**TASK OBJECTIVE:**
For each line of the data below that holds "presenta", copy the line.

**SUPPLIED DATA:**
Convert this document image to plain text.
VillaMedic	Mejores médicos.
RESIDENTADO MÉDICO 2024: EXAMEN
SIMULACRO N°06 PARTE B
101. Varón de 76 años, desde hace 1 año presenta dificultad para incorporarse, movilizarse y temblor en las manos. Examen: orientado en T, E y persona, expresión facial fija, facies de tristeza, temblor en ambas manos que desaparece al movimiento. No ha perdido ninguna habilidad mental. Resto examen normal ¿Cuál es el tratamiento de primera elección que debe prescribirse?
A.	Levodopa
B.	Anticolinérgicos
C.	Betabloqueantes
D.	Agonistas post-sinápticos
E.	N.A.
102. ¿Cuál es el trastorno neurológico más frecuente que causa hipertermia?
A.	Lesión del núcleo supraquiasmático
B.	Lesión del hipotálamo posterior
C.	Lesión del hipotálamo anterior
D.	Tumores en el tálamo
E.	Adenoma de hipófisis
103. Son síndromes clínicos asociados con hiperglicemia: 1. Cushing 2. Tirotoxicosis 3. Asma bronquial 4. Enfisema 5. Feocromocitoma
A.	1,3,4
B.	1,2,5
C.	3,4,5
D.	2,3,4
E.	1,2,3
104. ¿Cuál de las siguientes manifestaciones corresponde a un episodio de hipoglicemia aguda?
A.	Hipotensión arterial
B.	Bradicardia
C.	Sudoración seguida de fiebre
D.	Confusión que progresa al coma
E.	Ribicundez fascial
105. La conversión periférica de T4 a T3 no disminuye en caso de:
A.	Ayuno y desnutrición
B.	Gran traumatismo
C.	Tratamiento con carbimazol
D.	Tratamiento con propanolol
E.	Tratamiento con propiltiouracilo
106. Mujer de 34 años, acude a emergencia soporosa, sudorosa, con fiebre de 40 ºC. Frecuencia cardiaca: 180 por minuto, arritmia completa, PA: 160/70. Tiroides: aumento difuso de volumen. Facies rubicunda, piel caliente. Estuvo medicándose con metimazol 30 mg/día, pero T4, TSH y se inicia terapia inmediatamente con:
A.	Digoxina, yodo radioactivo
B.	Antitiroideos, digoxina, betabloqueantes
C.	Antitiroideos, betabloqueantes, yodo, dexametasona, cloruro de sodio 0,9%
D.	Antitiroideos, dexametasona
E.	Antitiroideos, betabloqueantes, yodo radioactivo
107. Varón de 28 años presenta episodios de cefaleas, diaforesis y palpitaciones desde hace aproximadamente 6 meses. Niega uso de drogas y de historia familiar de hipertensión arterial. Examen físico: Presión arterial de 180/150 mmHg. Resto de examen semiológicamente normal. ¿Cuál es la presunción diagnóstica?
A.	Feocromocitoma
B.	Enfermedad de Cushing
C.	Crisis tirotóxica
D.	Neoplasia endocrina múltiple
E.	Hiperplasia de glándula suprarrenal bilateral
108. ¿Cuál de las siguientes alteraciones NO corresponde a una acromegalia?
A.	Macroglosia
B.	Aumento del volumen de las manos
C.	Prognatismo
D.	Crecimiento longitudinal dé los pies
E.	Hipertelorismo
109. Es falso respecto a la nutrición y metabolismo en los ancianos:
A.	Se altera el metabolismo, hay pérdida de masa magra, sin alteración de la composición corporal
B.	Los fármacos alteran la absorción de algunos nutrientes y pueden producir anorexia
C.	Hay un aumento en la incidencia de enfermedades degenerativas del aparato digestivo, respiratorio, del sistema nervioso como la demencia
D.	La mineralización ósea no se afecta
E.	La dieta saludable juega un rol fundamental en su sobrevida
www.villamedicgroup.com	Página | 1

**RESPONSE:**
101. Varón de 76 años, desde hace 1 año presenta dificultad para incorporarse, movilizarse y temblor en las manos. Examen: orientado en T, E y persona, expresión facial fija, facies de tristeza, temblor en ambas manos que desaparece al movimiento. No ha perdido ninguna habilidad mental. Resto examen normal ¿Cuál es el tratamiento de primera elección que debe prescribirse?
107. Varón de 28 años presenta episodios de cefaleas, diaforesis y palpitaciones desde hace aproximadamente 6 meses. Niega uso de drogas y de historia familiar de hipertensión arterial. Examen físico: Presión arterial de 180/150 mmHg. Resto de examen semiológicamente normal. ¿Cuál es la presunción diagnóstica?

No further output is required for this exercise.